* WHAT IS BEING ASKED *
Reproduce the records below in full and word for word, excluding pictures.

* Start MATERIAL PROVIDED *

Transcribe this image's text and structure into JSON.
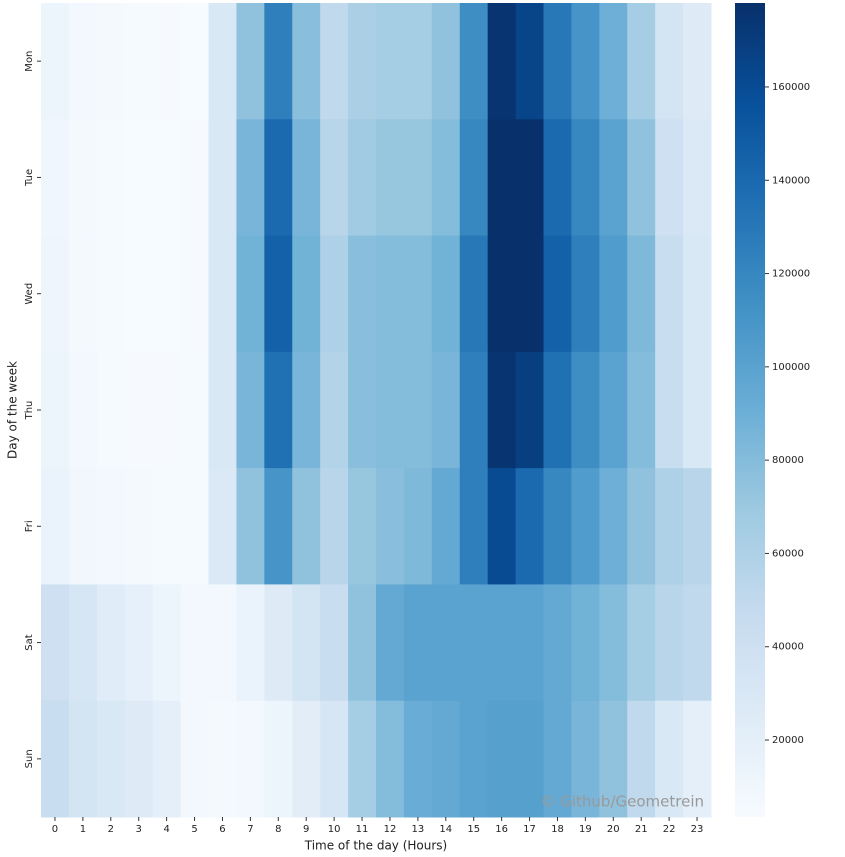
{
  "chart_data": {
    "type": "heatmap",
    "xlabel": "Time of the day (Hours)",
    "ylabel": "Day of the week",
    "annotation": "© Github/Geometrein",
    "colormap": "Blues",
    "x": [
      0,
      1,
      2,
      3,
      4,
      5,
      6,
      7,
      8,
      9,
      10,
      11,
      12,
      13,
      14,
      15,
      16,
      17,
      18,
      19,
      20,
      21,
      22,
      23
    ],
    "y": [
      "Mon",
      "Tue",
      "Wed",
      "Thu",
      "Fri",
      "Sat",
      "Sun"
    ],
    "values": [
      [
        12000,
        8000,
        6000,
        5000,
        4500,
        4000,
        30000,
        75000,
        125000,
        78000,
        50000,
        62000,
        65000,
        65000,
        75000,
        115000,
        175000,
        165000,
        130000,
        110000,
        90000,
        65000,
        35000,
        25000
      ],
      [
        10000,
        6000,
        5000,
        4000,
        4000,
        4500,
        30000,
        85000,
        140000,
        85000,
        55000,
        68000,
        72000,
        72000,
        80000,
        120000,
        178000,
        178000,
        140000,
        120000,
        100000,
        75000,
        40000,
        28000
      ],
      [
        11000,
        6500,
        5000,
        4000,
        4000,
        4500,
        30000,
        88000,
        145000,
        88000,
        60000,
        78000,
        80000,
        80000,
        88000,
        130000,
        178000,
        178000,
        145000,
        125000,
        105000,
        82000,
        45000,
        30000
      ],
      [
        12000,
        7000,
        5500,
        4500,
        4500,
        5000,
        30000,
        85000,
        135000,
        85000,
        58000,
        78000,
        80000,
        80000,
        85000,
        125000,
        175000,
        168000,
        135000,
        115000,
        100000,
        80000,
        45000,
        30000
      ],
      [
        15000,
        9000,
        7000,
        6000,
        5500,
        5500,
        28000,
        75000,
        110000,
        75000,
        55000,
        72000,
        78000,
        82000,
        95000,
        125000,
        160000,
        140000,
        120000,
        105000,
        90000,
        75000,
        60000,
        55000
      ],
      [
        40000,
        32000,
        24000,
        18000,
        13000,
        7000,
        8000,
        15000,
        25000,
        35000,
        45000,
        75000,
        95000,
        100000,
        100000,
        100000,
        100000,
        100000,
        95000,
        88000,
        80000,
        65000,
        55000,
        50000
      ],
      [
        45000,
        35000,
        30000,
        25000,
        20000,
        8000,
        6000,
        7000,
        13000,
        22000,
        32000,
        65000,
        80000,
        92000,
        95000,
        100000,
        102000,
        102000,
        95000,
        85000,
        75000,
        50000,
        30000,
        20000
      ]
    ],
    "zlim": [
      3500,
      178000
    ],
    "zticks": [
      20000,
      40000,
      60000,
      80000,
      100000,
      120000,
      140000,
      160000
    ]
  }
}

* End MATERIAL PROVIDED *

* REPLY TO THE EXERCISE *
Transcribe this image's text and structure into JSON.
{
  "chart_data": {
    "type": "heatmap",
    "xlabel": "Time of the day (Hours)",
    "ylabel": "Day of the week",
    "annotation": "© Github/Geometrein",
    "colormap": "Blues",
    "x": [
      0,
      1,
      2,
      3,
      4,
      5,
      6,
      7,
      8,
      9,
      10,
      11,
      12,
      13,
      14,
      15,
      16,
      17,
      18,
      19,
      20,
      21,
      22,
      23
    ],
    "y": [
      "Mon",
      "Tue",
      "Wed",
      "Thu",
      "Fri",
      "Sat",
      "Sun"
    ],
    "values": [
      [
        12000,
        8000,
        6000,
        5000,
        4500,
        4000,
        30000,
        75000,
        125000,
        78000,
        50000,
        62000,
        65000,
        65000,
        75000,
        115000,
        175000,
        165000,
        130000,
        110000,
        90000,
        65000,
        35000,
        25000
      ],
      [
        10000,
        6000,
        5000,
        4000,
        4000,
        4500,
        30000,
        85000,
        140000,
        85000,
        55000,
        68000,
        72000,
        72000,
        80000,
        120000,
        178000,
        178000,
        140000,
        120000,
        100000,
        75000,
        40000,
        28000
      ],
      [
        11000,
        6500,
        5000,
        4000,
        4000,
        4500,
        30000,
        88000,
        145000,
        88000,
        60000,
        78000,
        80000,
        80000,
        88000,
        130000,
        178000,
        178000,
        145000,
        125000,
        105000,
        82000,
        45000,
        30000
      ],
      [
        12000,
        7000,
        5500,
        4500,
        4500,
        5000,
        30000,
        85000,
        135000,
        85000,
        58000,
        78000,
        80000,
        80000,
        85000,
        125000,
        175000,
        168000,
        135000,
        115000,
        100000,
        80000,
        45000,
        30000
      ],
      [
        15000,
        9000,
        7000,
        6000,
        5500,
        5500,
        28000,
        75000,
        110000,
        75000,
        55000,
        72000,
        78000,
        82000,
        95000,
        125000,
        160000,
        140000,
        120000,
        105000,
        90000,
        75000,
        60000,
        55000
      ],
      [
        40000,
        32000,
        24000,
        18000,
        13000,
        7000,
        8000,
        15000,
        25000,
        35000,
        45000,
        75000,
        95000,
        100000,
        100000,
        100000,
        100000,
        100000,
        95000,
        88000,
        80000,
        65000,
        55000,
        50000
      ],
      [
        45000,
        35000,
        30000,
        25000,
        20000,
        8000,
        6000,
        7000,
        13000,
        22000,
        32000,
        65000,
        80000,
        92000,
        95000,
        100000,
        102000,
        102000,
        95000,
        85000,
        75000,
        50000,
        30000,
        20000
      ]
    ],
    "zlim": [
      3500,
      178000
    ],
    "zticks": [
      20000,
      40000,
      60000,
      80000,
      100000,
      120000,
      140000,
      160000
    ]
  }
}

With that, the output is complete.